** Input for this task **
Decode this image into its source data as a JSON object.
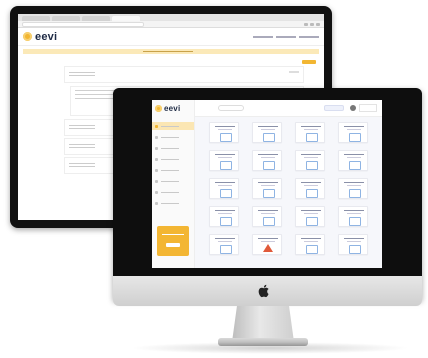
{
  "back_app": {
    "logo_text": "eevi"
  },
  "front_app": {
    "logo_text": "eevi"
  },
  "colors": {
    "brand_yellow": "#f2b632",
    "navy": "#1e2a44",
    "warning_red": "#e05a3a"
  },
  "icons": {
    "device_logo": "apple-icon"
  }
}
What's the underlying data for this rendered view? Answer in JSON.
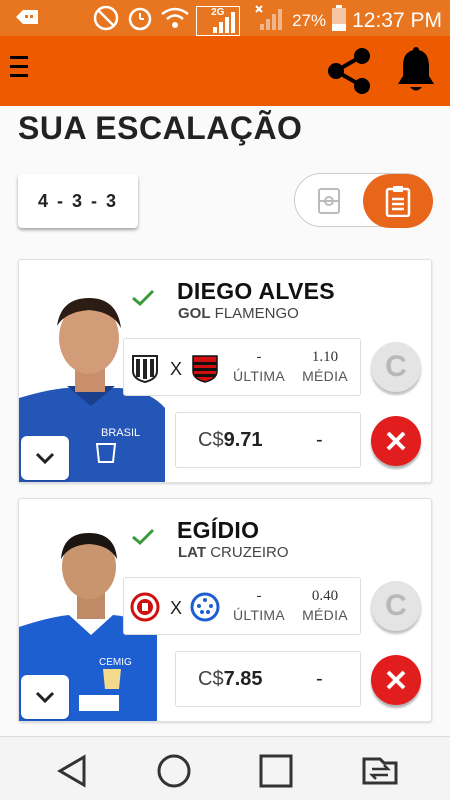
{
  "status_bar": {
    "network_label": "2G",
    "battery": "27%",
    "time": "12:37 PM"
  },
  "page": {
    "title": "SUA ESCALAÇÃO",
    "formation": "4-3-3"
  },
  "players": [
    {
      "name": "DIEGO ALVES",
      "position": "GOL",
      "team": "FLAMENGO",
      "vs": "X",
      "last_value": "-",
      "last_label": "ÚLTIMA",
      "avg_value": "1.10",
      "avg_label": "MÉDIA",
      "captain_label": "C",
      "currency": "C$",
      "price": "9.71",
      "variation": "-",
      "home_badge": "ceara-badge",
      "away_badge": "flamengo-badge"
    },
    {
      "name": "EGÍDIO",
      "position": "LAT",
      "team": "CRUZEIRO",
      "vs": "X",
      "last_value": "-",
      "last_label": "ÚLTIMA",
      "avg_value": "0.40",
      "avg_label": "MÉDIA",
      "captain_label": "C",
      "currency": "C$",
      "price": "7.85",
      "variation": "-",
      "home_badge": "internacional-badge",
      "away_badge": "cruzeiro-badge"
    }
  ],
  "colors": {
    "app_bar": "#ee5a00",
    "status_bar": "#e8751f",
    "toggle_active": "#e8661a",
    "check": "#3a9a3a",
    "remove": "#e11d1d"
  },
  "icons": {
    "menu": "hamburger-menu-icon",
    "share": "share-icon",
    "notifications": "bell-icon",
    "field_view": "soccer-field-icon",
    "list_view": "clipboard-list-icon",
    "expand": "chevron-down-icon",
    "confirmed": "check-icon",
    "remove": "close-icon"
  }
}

** Objective **
Omit the pictures. Transcribe every record exactly.

** Written response **
Decode this image into its source data as a JSON object.
{
  "back_app": {
    "logo_text": "eevi"
  },
  "front_app": {
    "logo_text": "eevi"
  },
  "colors": {
    "brand_yellow": "#f2b632",
    "navy": "#1e2a44",
    "warning_red": "#e05a3a"
  },
  "icons": {
    "device_logo": "apple-icon"
  }
}
What's the underlying data for this rendered view? Answer in JSON.
{
  "status_bar": {
    "network_label": "2G",
    "battery": "27%",
    "time": "12:37 PM"
  },
  "page": {
    "title": "SUA ESCALAÇÃO",
    "formation": "4-3-3"
  },
  "players": [
    {
      "name": "DIEGO ALVES",
      "position": "GOL",
      "team": "FLAMENGO",
      "vs": "X",
      "last_value": "-",
      "last_label": "ÚLTIMA",
      "avg_value": "1.10",
      "avg_label": "MÉDIA",
      "captain_label": "C",
      "currency": "C$",
      "price": "9.71",
      "variation": "-",
      "home_badge": "ceara-badge",
      "away_badge": "flamengo-badge"
    },
    {
      "name": "EGÍDIO",
      "position": "LAT",
      "team": "CRUZEIRO",
      "vs": "X",
      "last_value": "-",
      "last_label": "ÚLTIMA",
      "avg_value": "0.40",
      "avg_label": "MÉDIA",
      "captain_label": "C",
      "currency": "C$",
      "price": "7.85",
      "variation": "-",
      "home_badge": "internacional-badge",
      "away_badge": "cruzeiro-badge"
    }
  ],
  "colors": {
    "app_bar": "#ee5a00",
    "status_bar": "#e8751f",
    "toggle_active": "#e8661a",
    "check": "#3a9a3a",
    "remove": "#e11d1d"
  },
  "icons": {
    "menu": "hamburger-menu-icon",
    "share": "share-icon",
    "notifications": "bell-icon",
    "field_view": "soccer-field-icon",
    "list_view": "clipboard-list-icon",
    "expand": "chevron-down-icon",
    "confirmed": "check-icon",
    "remove": "close-icon"
  }
}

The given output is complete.